◆ **Exercise details**: The records below are to be quoted in full; please keep every word exact.
───
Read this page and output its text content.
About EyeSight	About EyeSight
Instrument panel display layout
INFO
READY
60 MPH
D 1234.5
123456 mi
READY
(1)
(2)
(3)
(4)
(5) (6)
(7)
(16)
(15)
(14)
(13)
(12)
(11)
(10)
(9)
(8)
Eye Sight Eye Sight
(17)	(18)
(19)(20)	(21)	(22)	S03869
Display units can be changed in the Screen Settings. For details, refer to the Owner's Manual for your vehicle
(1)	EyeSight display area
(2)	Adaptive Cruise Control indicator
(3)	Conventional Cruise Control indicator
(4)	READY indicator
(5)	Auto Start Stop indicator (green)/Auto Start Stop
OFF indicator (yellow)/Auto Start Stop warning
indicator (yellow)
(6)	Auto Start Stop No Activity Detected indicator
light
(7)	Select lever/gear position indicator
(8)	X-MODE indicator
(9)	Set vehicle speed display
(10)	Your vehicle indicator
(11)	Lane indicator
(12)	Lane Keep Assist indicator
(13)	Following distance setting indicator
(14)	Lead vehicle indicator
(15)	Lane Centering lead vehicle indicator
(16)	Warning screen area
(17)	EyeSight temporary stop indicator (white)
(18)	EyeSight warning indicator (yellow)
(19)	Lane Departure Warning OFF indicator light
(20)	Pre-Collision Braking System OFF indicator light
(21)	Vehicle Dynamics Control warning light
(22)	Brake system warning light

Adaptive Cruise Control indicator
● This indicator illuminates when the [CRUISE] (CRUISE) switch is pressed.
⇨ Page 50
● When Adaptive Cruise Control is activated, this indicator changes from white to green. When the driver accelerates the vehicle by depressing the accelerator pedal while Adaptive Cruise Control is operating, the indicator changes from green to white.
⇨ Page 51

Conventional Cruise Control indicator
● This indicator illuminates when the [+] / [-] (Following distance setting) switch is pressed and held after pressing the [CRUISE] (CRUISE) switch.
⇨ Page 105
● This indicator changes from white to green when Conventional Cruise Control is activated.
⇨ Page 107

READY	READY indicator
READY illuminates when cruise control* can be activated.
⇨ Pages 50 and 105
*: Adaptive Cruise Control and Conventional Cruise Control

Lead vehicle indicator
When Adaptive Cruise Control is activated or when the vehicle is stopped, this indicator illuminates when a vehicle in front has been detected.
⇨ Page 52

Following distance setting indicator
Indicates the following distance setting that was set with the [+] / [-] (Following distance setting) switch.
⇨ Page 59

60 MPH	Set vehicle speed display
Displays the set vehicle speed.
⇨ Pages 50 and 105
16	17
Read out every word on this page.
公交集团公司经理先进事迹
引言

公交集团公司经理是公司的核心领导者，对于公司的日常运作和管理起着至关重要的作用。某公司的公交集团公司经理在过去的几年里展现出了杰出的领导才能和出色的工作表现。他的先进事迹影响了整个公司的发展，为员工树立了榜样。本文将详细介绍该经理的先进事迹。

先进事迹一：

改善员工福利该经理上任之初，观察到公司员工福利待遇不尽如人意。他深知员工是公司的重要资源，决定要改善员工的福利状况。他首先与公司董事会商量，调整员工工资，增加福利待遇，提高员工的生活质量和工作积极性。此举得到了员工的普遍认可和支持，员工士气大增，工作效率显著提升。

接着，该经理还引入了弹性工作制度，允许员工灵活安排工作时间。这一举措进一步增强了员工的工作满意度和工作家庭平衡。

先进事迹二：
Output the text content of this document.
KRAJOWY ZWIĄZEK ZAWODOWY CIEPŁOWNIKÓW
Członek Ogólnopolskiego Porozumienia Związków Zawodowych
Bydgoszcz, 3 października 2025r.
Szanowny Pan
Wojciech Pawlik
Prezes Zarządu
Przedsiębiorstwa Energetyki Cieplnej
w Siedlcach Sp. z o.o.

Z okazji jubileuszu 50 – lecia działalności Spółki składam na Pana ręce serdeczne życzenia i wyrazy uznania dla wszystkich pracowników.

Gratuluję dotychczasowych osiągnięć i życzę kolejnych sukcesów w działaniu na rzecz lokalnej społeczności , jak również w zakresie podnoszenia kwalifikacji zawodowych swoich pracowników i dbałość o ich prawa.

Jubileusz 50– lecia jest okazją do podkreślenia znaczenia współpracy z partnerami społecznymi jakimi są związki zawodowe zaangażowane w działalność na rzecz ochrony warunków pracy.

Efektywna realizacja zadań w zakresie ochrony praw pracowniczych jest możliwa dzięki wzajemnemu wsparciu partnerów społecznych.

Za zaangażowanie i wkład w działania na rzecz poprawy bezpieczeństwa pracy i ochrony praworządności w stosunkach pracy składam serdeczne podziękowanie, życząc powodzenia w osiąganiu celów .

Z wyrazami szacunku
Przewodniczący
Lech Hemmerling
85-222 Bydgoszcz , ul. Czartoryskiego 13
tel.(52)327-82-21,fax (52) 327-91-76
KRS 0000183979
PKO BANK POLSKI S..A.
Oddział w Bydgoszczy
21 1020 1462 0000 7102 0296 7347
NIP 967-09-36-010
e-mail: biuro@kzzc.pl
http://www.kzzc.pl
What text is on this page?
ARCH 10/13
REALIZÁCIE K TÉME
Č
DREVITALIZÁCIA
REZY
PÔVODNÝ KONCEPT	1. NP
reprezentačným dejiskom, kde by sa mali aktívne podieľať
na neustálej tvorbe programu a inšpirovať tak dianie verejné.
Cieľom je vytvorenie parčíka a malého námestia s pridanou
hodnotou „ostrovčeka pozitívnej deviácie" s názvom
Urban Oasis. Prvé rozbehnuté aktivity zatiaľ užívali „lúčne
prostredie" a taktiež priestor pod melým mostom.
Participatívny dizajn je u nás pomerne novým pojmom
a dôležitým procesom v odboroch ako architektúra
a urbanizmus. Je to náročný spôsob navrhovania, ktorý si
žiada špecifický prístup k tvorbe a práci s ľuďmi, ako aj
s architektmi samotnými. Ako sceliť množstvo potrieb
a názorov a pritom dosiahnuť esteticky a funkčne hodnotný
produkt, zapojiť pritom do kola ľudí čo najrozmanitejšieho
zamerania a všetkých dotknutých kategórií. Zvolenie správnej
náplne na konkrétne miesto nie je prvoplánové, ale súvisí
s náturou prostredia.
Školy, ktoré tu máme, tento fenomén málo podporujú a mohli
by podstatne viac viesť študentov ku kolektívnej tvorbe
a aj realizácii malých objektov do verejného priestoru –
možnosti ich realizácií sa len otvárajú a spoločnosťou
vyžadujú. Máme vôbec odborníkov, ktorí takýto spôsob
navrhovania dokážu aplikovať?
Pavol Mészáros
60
───
◆ **Task output**:
Read this page and output its text content.
About EyeSight	About EyeSight
Instrument panel display layout
INFO
READY
60 MPH
D 1234.5
123456 mi
READY
(1)
(2)
(3)
(4)
(5) (6)
(7)
(16)
(15)
(14)
(13)
(12)
(11)
(10)
(9)
(8)
Eye Sight Eye Sight
(17)	(18)
(19)(20)	(21)	(22)	S03869
Display units can be changed in the Screen Settings. For details, refer to the Owner's Manual for your vehicle
(1)	EyeSight display area
(2)	Adaptive Cruise Control indicator
(3)	Conventional Cruise Control indicator
(4)	READY indicator
(5)	Auto Start Stop indicator (green)/Auto Start Stop
OFF indicator (yellow)/Auto Start Stop warning
indicator (yellow)
(6)	Auto Start Stop No Activity Detected indicator
light
(7)	Select lever/gear position indicator
(8)	X-MODE indicator
(9)	Set vehicle speed display
(10)	Your vehicle indicator
(11)	Lane indicator
(12)	Lane Keep Assist indicator
(13)	Following distance setting indicator
(14)	Lead vehicle indicator
(15)	Lane Centering lead vehicle indicator
(16)	Warning screen area
(17)	EyeSight temporary stop indicator (white)
(18)	EyeSight warning indicator (yellow)
(19)	Lane Departure Warning OFF indicator light
(20)	Pre-Collision Braking System OFF indicator light
(21)	Vehicle Dynamics Control warning light
(22)	Brake system warning light

Adaptive Cruise Control indicator
● This indicator illuminates when the [CRUISE] (CRUISE) switch is pressed.
⇨ Page 50
● When Adaptive Cruise Control is activated, this indicator changes from white to green. When the driver accelerates the vehicle by depressing the accelerator pedal while Adaptive Cruise Control is operating, the indicator changes from green to white.
⇨ Page 51

Conventional Cruise Control indicator
● This indicator illuminates when the [+] / [-] (Following distance setting) switch is pressed and held after pressing the [CRUISE] (CRUISE) switch.
⇨ Page 105
● This indicator changes from white to green when Conventional Cruise Control is activated.
⇨ Page 107

READY	READY indicator
READY illuminates when cruise control* can be activated.
⇨ Pages 50 and 105
*: Adaptive Cruise Control and Conventional Cruise Control

Lead vehicle indicator
When Adaptive Cruise Control is activated or when the vehicle is stopped, this indicator illuminates when a vehicle in front has been detected.
⇨ Page 52

Following distance setting indicator
Indicates the following distance setting that was set with the [+] / [-] (Following distance setting) switch.
⇨ Page 59

60 MPH	Set vehicle speed display
Displays the set vehicle speed.
⇨ Pages 50 and 105
16	17
Read out every word on this page.
公交集团公司经理先进事迹
引言

公交集团公司经理是公司的核心领导者，对于公司的日常运作和管理起着至关重要的作用。某公司的公交集团公司经理在过去的几年里展现出了杰出的领导才能和出色的工作表现。他的先进事迹影响了整个公司的发展，为员工树立了榜样。本文将详细介绍该经理的先进事迹。

先进事迹一：

改善员工福利该经理上任之初，观察到公司员工福利待遇不尽如人意。他深知员工是公司的重要资源，决定要改善员工的福利状况。他首先与公司董事会商量，调整员工工资，增加福利待遇，提高员工的生活质量和工作积极性。此举得到了员工的普遍认可和支持，员工士气大增，工作效率显著提升。

接着，该经理还引入了弹性工作制度，允许员工灵活安排工作时间。这一举措进一步增强了员工的工作满意度和工作家庭平衡。

先进事迹二：
Output the text content of this document.
KRAJOWY ZWIĄZEK ZAWODOWY CIEPŁOWNIKÓW
Członek Ogólnopolskiego Porozumienia Związków Zawodowych
Bydgoszcz, 3 października 2025r.
Szanowny Pan
Wojciech Pawlik
Prezes Zarządu
Przedsiębiorstwa Energetyki Cieplnej
w Siedlcach Sp. z o.o.

Z okazji jubileuszu 50 – lecia działalności Spółki składam na Pana ręce serdeczne życzenia i wyrazy uznania dla wszystkich pracowników.

Gratuluję dotychczasowych osiągnięć i życzę kolejnych sukcesów w działaniu na rzecz lokalnej społeczności , jak również w zakresie podnoszenia kwalifikacji zawodowych swoich pracowników i dbałość o ich prawa.

Jubileusz 50– lecia jest okazją do podkreślenia znaczenia współpracy z partnerami społecznymi jakimi są związki zawodowe zaangażowane w działalność na rzecz ochrony warunków pracy.

Efektywna realizacja zadań w zakresie ochrony praw pracowniczych jest możliwa dzięki wzajemnemu wsparciu partnerów społecznych.

Za zaangażowanie i wkład w działania na rzecz poprawy bezpieczeństwa pracy i ochrony praworządności w stosunkach pracy składam serdeczne podziękowanie, życząc powodzenia w osiąganiu celów .

Z wyrazami szacunku
Przewodniczący
Lech Hemmerling
85-222 Bydgoszcz , ul. Czartoryskiego 13
tel.(52)327-82-21,fax (52) 327-91-76
KRS 0000183979
PKO BANK POLSKI S..A.
Oddział w Bydgoszczy
21 1020 1462 0000 7102 0296 7347
NIP 967-09-36-010
e-mail: biuro@kzzc.pl
http://www.kzzc.pl
What text is on this page?
ARCH 10/13
REALIZÁCIE K TÉME
Č
DREVITALIZÁCIA
REZY
PÔVODNÝ KONCEPT	1. NP
reprezentačným dejiskom, kde by sa mali aktívne podieľať
na neustálej tvorbe programu a inšpirovať tak dianie verejné.
Cieľom je vytvorenie parčíka a malého námestia s pridanou
hodnotou „ostrovčeka pozitívnej deviácie" s názvom
Urban Oasis. Prvé rozbehnuté aktivity zatiaľ užívali „lúčne
prostredie" a taktiež priestor pod melým mostom.
Participatívny dizajn je u nás pomerne novým pojmom
a dôležitým procesom v odboroch ako architektúra
a urbanizmus. Je to náročný spôsob navrhovania, ktorý si
žiada špecifický prístup k tvorbe a práci s ľuďmi, ako aj
s architektmi samotnými. Ako sceliť množstvo potrieb
a názorov a pritom dosiahnuť esteticky a funkčne hodnotný
produkt, zapojiť pritom do kola ľudí čo najrozmanitejšieho
zamerania a všetkých dotknutých kategórií. Zvolenie správnej
náplne na konkrétne miesto nie je prvoplánové, ale súvisí
s náturou prostredia.
Školy, ktoré tu máme, tento fenomén málo podporujú a mohli
by podstatne viac viesť študentov ku kolektívnej tvorbe
a aj realizácii malých objektov do verejného priestoru –
možnosti ich realizácií sa len otvárajú a spoločnosťou
vyžadujú. Máme vôbec odborníkov, ktorí takýto spôsob
navrhovania dokážu aplikovať?
Pavol Mészáros
60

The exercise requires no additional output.